%%

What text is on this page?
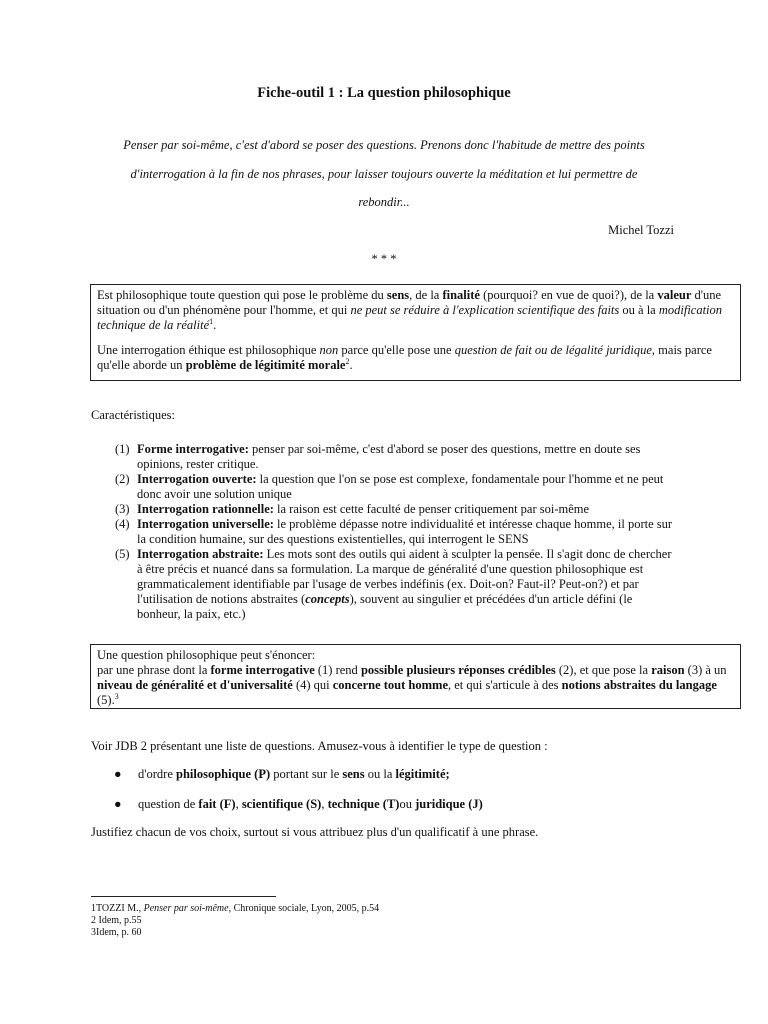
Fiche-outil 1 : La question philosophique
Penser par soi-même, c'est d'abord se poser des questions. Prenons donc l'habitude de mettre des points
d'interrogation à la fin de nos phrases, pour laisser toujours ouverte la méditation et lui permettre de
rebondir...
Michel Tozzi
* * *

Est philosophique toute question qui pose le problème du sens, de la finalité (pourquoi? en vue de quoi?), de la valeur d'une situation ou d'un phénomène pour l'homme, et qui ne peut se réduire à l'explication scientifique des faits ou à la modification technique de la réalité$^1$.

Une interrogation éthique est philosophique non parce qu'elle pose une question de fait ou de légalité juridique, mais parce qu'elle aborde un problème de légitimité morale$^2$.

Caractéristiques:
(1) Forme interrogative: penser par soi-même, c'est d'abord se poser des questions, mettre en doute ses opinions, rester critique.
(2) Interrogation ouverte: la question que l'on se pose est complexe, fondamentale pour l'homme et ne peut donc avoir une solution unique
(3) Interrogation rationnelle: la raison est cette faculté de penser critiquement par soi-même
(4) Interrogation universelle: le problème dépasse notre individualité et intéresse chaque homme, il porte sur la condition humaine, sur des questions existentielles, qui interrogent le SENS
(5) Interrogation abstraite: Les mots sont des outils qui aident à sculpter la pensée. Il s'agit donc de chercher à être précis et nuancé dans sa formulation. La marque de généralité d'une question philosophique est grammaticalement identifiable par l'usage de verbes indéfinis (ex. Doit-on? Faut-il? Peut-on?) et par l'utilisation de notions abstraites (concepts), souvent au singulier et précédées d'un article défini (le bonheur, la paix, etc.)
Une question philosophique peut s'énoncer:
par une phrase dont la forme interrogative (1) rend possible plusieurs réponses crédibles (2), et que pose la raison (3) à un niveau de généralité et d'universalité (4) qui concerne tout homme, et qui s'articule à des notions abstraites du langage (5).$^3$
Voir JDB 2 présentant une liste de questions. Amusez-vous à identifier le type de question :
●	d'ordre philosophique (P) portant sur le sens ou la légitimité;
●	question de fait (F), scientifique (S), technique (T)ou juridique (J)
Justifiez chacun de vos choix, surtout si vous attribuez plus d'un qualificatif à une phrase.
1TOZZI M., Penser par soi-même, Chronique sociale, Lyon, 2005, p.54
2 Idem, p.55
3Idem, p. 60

%%
%%

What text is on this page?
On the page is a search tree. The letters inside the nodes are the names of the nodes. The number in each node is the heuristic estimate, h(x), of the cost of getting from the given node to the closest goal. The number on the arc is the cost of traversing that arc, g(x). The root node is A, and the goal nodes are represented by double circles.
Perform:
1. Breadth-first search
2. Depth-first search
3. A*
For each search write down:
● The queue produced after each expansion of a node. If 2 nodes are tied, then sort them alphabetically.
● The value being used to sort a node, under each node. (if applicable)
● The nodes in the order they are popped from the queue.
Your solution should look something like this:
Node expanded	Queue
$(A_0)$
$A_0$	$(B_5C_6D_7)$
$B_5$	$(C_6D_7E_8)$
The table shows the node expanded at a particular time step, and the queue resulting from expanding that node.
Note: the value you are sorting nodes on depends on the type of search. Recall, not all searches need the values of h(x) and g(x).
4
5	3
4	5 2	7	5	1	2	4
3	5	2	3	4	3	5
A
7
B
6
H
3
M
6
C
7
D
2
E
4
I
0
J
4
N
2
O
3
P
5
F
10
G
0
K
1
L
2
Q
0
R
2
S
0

%%

Copy every line that contains the string "questions".

Penser par soi-même, c'est d'abord se poser des questions. Prenons donc l'habitude de mettre des points
(1) Forme interrogative: penser par soi-même, c'est d'abord se poser des questions, mettre en doute ses opinions, rester critique.
(4) Interrogation universelle: le problème dépasse notre individualité et intéresse chaque homme, il porte sur la condition humaine, sur des questions existentielles, qui interrogent le SENS
Voir JDB 2 présentant une liste de questions. Amusez-vous à identifier le type de question :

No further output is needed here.